**Texte fourni**:
+ + + + +

France
Ouverture du procès de l'Erika
(Photo : AFP)
En 1999, le naufrage du pétrolier Erika provoqua une marée noire sur le littoral français, polluant 400 kilomètres de côtes. Sept ans après, le procès s’est ouvert, ce lundi, à Paris. Le géant pétrolier Total, affréteur du navire, l’armateur, la société de classification italienne Rina et les secours, doivent expliquer pourquoi ce navire a pris la mer en pleine tempête malgré des traces de corrosion signalées lors de plusieurs inspections. Ce procès sans précédent va durer quatre mois et coûter quelque 600 000 euros, ce qui en fait l’un des plus chers de l’histoire judiciaire française.
Après sept ans d'enquête, Total et douze personnes physiques et morales comparaissent devant la justice qui cherche à démêler les responsabilités de cette catastrophe écologique qui révèle la complexité du monde du transport maritime, où pullulent sociétés écrans et intermédiaires.
Le 12 décembre 1999, l’Erika se brise en deux et sombre au large de la Pointe de Penmarc’h, sur la côte de Bretagne (nord-ouest de la France). 20 000 tonnes de fioul lourd se déversent sur 400 kilomètres de côtes, provoquant une catastrophe écologique sans précédent. 150 000 oiseaux ont été mazoutés, l’économie bretonne sinistrée, le secteur du tourisme lourdement touché. Les victimes de l’Erika, plus de 70 parties civiles, dont de nombreuses collectivités ou associations bretonnes, réclament des indemnisations pour ce désastre, dont ils estiment le préjudice à plus d’un milliard d’euros.

+ + + + +

**Ensemble de données**:

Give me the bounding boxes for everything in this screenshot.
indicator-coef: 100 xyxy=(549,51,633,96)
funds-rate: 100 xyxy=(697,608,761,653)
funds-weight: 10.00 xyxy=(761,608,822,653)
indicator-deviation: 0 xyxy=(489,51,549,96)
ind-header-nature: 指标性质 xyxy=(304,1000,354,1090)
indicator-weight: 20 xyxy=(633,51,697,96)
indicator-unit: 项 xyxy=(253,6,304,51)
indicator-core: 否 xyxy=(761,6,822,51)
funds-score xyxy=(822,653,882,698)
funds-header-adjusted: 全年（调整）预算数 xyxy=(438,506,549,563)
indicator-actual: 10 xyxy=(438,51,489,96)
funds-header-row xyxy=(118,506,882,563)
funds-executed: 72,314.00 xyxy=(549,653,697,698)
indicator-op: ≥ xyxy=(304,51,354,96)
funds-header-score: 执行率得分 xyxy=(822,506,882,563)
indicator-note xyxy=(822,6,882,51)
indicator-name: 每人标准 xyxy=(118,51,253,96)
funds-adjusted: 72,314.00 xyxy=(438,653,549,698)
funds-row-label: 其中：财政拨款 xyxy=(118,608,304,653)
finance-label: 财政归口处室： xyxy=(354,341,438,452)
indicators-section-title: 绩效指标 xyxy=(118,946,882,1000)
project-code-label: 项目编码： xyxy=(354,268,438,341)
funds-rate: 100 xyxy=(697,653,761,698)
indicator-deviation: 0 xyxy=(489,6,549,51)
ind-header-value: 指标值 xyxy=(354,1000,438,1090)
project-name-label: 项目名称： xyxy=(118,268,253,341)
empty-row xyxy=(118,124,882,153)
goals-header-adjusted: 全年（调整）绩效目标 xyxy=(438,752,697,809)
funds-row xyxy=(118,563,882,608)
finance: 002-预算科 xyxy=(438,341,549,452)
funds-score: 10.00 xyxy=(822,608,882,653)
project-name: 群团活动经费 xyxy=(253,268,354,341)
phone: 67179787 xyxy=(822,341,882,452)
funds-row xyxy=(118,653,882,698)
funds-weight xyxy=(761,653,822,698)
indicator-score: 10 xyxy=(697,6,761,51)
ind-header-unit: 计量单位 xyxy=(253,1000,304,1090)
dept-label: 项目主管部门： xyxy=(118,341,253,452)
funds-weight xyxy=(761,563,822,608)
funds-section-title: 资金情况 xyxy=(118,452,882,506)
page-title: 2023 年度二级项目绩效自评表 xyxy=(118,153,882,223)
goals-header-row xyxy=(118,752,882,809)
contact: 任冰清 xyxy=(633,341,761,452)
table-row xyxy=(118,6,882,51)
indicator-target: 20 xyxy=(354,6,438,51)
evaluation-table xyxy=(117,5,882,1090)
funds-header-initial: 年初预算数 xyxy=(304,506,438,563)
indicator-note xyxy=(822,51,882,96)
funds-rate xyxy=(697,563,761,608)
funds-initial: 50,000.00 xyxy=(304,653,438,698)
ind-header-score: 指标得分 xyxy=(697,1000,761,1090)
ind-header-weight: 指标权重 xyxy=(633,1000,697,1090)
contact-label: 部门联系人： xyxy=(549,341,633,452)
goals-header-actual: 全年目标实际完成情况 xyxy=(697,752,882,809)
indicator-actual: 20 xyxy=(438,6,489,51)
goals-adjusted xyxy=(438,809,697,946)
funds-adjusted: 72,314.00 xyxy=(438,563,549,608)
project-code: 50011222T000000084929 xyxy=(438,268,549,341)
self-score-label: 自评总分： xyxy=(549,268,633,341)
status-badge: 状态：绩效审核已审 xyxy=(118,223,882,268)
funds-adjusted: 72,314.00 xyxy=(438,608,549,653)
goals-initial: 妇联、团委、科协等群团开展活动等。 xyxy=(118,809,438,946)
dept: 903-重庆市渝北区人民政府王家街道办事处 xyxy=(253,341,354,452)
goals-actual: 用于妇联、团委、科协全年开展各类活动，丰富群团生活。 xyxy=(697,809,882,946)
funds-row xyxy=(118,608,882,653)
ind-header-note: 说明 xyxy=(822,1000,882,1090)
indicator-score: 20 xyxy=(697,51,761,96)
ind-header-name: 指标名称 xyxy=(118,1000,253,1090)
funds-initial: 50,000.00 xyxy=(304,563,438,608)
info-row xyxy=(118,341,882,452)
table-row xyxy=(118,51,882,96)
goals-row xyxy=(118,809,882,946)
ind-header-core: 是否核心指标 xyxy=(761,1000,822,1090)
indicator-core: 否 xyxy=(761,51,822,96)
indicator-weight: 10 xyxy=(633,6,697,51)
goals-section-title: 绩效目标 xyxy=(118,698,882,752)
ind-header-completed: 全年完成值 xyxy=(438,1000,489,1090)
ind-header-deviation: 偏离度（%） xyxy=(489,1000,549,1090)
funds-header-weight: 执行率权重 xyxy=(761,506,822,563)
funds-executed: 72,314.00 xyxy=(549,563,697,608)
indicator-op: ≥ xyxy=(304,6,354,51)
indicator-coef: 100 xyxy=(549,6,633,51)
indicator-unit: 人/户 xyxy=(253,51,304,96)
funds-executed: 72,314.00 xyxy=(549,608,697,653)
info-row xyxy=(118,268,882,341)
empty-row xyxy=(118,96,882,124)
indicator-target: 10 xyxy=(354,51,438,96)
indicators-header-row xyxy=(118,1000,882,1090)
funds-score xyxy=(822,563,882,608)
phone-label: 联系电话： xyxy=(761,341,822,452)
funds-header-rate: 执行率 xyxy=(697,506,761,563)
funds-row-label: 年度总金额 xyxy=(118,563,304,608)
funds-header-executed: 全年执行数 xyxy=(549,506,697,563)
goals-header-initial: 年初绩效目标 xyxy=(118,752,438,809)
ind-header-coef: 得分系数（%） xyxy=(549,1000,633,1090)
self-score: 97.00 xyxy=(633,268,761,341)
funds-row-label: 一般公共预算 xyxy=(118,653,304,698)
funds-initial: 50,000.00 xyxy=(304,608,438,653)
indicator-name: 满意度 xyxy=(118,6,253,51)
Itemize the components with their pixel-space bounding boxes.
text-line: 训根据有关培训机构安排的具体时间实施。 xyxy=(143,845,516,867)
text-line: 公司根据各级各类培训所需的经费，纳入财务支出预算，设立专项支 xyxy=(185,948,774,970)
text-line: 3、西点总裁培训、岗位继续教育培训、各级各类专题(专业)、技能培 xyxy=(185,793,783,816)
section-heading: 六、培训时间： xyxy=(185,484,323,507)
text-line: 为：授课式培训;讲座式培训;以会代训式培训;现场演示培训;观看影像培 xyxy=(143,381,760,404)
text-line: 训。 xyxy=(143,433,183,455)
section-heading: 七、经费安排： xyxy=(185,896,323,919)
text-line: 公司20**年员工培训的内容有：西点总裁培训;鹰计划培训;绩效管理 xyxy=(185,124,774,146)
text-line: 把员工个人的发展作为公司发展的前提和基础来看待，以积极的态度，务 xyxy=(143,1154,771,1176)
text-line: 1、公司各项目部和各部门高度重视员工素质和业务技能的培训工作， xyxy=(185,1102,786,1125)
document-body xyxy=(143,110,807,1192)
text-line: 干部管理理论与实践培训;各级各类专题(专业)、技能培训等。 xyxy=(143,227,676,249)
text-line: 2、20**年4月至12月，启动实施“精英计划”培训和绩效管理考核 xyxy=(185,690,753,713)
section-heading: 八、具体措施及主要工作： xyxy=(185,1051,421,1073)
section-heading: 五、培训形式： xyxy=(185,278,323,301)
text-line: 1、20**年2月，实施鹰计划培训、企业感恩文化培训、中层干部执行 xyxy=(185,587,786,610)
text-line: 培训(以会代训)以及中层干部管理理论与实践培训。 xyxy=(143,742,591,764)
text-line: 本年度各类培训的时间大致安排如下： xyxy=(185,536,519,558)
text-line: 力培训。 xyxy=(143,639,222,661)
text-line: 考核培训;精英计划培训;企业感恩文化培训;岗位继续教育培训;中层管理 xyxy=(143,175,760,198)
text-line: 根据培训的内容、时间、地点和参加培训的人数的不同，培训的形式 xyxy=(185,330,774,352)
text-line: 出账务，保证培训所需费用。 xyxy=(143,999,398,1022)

+ + + + +

**Travail à faire**:
[1] Pourriez-vous recopier le passage du texte sur le procès de l'Erika compris entre « Le 12 décembre » et « d’un milliard d’euros. », inclus, en substituant « pétrole brut » à « fioul lourd » ?
[2] Les affirmations suivantes concordent-elles avec le texte sur le procès de l'Erika ? Répondez par oui ou non pour chacune, en citant les mots décisifs du texte.
(a) L'Erika a sombré le 12 décembre 1999.
(b) Le procès doit durer six mois.
(c) 150 000 oiseaux ont été mazoutés.
[3] D'après le texte sur le procès de l'Erika, pourquoi ce procès compte-t-il parmi les plus chers de l'histoire judiciaire française ?
Les items constituent un matériau à part, indépendant du texte sur le procès de l'Erika.

**Les réponses**:
[1]
Le 12 décembre 1999, l’Erika se brise en deux et sombre au large de la Pointe de Penmarc’h, sur la côte de Bretagne (nord-ouest de la France). 20 000 tonnes de pétrole brut se déversent sur 400 kilomètres de côtes, provoquant une catastrophe écologique sans précédent. 150 000 oiseaux ont été mazoutés, l’économie bretonne sinistrée, le secteur du tourisme lourdement touché. Les victimes de l’Erika, plus de 70 parties civiles, dont de nombreuses collectivités ou associations bretonnes, réclament des indemnisations pour ce désastre, dont ils estiment le préjudice à plus d’un milliard d’euros.

[2]
(a) Oui : « Le 12 décembre 1999, l’Erika se brise en deux et sombre ».
(b) Non : « Ce procès sans précédent va durer quatre mois ».
(c) Oui : « 150 000 oiseaux ont été mazoutés ».

[3] Il doit durer quatre mois et coûter quelque 600 000 euros. C'est ce coût qui en fait l'un des plus chers de l'histoire judiciaire française.